- [LIST OF TASKS]
(1) In the big data post, which three pieces of intellectual property is Pivotal open sourcing?
(2) Output the passage of the big data post between "HortonWorks and Pivotal" and "Hadoop-related Apache projects).", inclusive, unchanged.

- [PROVIDED TEXT]
▽

This week has seen big moves, big changes in the big data landscape – and that’s big :-)
First, the industry took a dramatic turn – led by HortonWorks, Splunk, Pivotal and others with the creation of the Open Data Platform (ODP) intiative.
This isn’t a naming or marketing exercise. It’s a fundamental shift for HortonWorks (see what they say here) and Pivotal – and is joined by many big industry players like IBM, SAS, Splunk and others.
Most importantly, it’s a shift where Pivotal is contributing more code materially to open-source. Specifically 3 big pieces of intellectual property to this initiative by open sourcing:
- SQL on Hadoop engine HAWQ (this is a complete SQL transactional DB layer and a higher performance and more complete alternative to others choices like Hive)
- GemFire (an ultra high transactional in-memory DB)
- GreenPlum (a Massive Parallel Processing analytical DB)
HortonWorks and Pivotal started to see this need for a “hardened enterprise open core” as they collaborated on Ambari as an industry-standard open way of managing Hadoop clusters (and is one of the Hadoop-related Apache projects).

△

- [DATA ROWS]
▽

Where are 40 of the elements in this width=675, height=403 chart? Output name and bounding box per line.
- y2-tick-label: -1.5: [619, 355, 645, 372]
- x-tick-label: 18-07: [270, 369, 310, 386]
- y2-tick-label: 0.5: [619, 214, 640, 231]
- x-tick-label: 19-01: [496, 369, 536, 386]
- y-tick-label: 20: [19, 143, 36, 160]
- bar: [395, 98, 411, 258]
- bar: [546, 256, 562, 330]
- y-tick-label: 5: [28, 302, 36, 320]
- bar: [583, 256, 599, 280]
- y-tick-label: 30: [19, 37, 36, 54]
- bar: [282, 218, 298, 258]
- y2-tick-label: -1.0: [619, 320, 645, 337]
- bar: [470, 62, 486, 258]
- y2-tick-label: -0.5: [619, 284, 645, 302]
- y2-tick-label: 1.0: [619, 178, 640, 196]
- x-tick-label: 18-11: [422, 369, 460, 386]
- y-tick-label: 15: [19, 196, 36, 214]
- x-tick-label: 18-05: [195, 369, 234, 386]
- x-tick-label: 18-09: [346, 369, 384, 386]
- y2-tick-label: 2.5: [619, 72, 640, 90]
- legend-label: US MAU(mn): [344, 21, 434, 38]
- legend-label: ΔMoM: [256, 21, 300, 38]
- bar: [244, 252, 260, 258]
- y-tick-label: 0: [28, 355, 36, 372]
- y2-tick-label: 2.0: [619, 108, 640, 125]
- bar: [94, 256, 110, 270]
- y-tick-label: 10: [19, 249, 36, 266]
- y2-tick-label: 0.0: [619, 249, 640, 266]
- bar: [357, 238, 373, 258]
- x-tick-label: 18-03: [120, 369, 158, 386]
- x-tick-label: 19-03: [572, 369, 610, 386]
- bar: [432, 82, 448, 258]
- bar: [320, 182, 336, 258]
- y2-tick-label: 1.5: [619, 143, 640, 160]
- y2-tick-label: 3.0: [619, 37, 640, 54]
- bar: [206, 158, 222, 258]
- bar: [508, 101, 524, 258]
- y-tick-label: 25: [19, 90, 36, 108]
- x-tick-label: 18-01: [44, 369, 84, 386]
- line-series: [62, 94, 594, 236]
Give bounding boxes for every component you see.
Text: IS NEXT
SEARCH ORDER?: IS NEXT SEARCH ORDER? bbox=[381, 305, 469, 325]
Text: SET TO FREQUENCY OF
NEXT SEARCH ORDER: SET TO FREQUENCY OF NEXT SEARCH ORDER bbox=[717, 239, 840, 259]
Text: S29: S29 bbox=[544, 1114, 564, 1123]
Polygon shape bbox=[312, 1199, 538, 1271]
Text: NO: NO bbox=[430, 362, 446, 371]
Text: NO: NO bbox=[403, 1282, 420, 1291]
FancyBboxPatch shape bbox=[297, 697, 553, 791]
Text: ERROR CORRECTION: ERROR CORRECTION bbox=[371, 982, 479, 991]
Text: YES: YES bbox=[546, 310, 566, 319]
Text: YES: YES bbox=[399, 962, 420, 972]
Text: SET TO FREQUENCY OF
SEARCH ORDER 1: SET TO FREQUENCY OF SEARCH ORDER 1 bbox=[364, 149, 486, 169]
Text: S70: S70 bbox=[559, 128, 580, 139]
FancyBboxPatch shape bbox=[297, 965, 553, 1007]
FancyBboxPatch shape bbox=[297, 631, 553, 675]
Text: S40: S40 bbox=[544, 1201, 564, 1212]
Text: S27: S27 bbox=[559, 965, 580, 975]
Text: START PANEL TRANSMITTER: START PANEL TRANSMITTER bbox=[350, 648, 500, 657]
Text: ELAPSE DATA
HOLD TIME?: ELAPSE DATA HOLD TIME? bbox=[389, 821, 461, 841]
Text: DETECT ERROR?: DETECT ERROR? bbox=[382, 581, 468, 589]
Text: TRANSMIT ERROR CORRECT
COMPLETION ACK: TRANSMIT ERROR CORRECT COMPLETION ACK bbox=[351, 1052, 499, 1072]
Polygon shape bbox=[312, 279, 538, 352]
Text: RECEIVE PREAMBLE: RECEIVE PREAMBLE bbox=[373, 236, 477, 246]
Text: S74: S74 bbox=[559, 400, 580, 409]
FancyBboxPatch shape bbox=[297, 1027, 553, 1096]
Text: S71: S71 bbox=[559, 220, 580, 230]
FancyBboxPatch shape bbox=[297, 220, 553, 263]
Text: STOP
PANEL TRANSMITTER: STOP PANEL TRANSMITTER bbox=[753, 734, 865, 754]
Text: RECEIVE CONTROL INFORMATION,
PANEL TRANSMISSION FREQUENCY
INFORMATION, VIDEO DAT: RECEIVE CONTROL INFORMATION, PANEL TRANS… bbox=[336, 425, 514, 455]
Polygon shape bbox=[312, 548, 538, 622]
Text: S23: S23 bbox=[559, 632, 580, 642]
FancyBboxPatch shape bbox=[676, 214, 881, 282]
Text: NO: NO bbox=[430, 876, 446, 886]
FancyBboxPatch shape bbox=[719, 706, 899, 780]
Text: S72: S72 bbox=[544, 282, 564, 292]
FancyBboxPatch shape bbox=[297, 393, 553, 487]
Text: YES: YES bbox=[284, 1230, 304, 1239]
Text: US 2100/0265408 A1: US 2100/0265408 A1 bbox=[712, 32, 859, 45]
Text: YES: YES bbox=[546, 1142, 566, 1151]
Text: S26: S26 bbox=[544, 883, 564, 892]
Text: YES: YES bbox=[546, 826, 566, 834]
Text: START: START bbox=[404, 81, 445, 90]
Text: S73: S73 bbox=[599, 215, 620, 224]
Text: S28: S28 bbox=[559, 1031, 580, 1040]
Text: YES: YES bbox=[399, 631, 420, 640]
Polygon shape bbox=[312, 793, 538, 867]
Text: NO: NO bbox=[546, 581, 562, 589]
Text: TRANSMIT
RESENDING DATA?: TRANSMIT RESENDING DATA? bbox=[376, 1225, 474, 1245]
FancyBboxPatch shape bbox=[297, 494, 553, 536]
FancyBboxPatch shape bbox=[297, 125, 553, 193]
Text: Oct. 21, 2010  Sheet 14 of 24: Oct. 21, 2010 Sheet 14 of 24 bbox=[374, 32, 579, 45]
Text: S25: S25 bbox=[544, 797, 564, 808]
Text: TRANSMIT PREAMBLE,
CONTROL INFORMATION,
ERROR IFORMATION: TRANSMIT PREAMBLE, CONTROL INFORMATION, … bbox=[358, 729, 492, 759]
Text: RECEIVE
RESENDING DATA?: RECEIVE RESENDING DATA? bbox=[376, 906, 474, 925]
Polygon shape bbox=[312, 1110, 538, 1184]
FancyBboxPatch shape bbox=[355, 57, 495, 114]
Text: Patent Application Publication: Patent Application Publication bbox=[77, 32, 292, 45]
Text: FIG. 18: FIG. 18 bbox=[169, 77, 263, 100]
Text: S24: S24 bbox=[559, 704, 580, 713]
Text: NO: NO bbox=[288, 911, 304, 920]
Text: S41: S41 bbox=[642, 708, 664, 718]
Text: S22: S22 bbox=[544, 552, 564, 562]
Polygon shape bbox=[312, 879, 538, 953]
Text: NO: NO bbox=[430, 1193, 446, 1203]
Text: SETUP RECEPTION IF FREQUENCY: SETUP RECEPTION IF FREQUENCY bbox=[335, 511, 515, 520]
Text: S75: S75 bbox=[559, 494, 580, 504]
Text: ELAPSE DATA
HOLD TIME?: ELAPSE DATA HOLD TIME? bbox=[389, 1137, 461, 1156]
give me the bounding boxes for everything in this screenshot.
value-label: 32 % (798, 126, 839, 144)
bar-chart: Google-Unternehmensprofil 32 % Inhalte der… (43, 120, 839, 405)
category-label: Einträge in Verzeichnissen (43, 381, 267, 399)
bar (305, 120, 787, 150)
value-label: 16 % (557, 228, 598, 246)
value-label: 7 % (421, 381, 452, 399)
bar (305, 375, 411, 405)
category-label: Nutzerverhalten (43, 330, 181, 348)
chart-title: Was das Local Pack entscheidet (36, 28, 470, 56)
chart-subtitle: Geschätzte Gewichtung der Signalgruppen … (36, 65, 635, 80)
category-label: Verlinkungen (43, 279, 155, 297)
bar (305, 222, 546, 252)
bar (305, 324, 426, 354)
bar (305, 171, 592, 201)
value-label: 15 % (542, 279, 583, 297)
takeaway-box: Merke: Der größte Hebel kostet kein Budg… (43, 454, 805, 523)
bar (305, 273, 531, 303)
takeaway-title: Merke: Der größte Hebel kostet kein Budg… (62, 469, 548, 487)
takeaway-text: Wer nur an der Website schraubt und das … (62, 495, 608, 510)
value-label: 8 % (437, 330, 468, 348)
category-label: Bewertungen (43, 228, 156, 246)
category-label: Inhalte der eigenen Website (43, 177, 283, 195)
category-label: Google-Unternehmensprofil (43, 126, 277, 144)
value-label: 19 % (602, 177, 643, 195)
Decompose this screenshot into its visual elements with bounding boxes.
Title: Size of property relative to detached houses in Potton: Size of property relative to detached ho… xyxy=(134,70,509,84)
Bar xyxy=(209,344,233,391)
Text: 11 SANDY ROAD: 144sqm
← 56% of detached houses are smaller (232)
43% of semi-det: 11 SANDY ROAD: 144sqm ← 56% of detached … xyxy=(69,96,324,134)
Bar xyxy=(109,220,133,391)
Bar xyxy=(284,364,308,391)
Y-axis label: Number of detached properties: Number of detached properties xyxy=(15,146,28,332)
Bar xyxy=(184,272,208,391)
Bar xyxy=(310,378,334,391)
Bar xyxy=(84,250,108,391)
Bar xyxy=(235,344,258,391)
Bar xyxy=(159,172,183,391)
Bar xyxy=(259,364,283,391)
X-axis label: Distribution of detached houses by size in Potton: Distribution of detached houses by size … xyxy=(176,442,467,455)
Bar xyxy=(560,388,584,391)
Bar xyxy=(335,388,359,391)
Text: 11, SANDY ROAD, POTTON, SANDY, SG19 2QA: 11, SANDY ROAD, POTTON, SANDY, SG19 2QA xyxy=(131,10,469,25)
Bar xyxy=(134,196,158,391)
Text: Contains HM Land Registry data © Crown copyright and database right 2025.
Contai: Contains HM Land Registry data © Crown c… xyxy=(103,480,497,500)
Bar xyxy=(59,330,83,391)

△

- [ANSWERS BELOW]
(1) HAWQ, GemFire and GreenPlum.

(2)
HortonWorks and Pivotal started to see this need for a “hardened enterprise open core” as they collaborated on Ambari as an industry-standard open way of managing Hadoop clusters (and is one of the Hadoop-related Apache projects).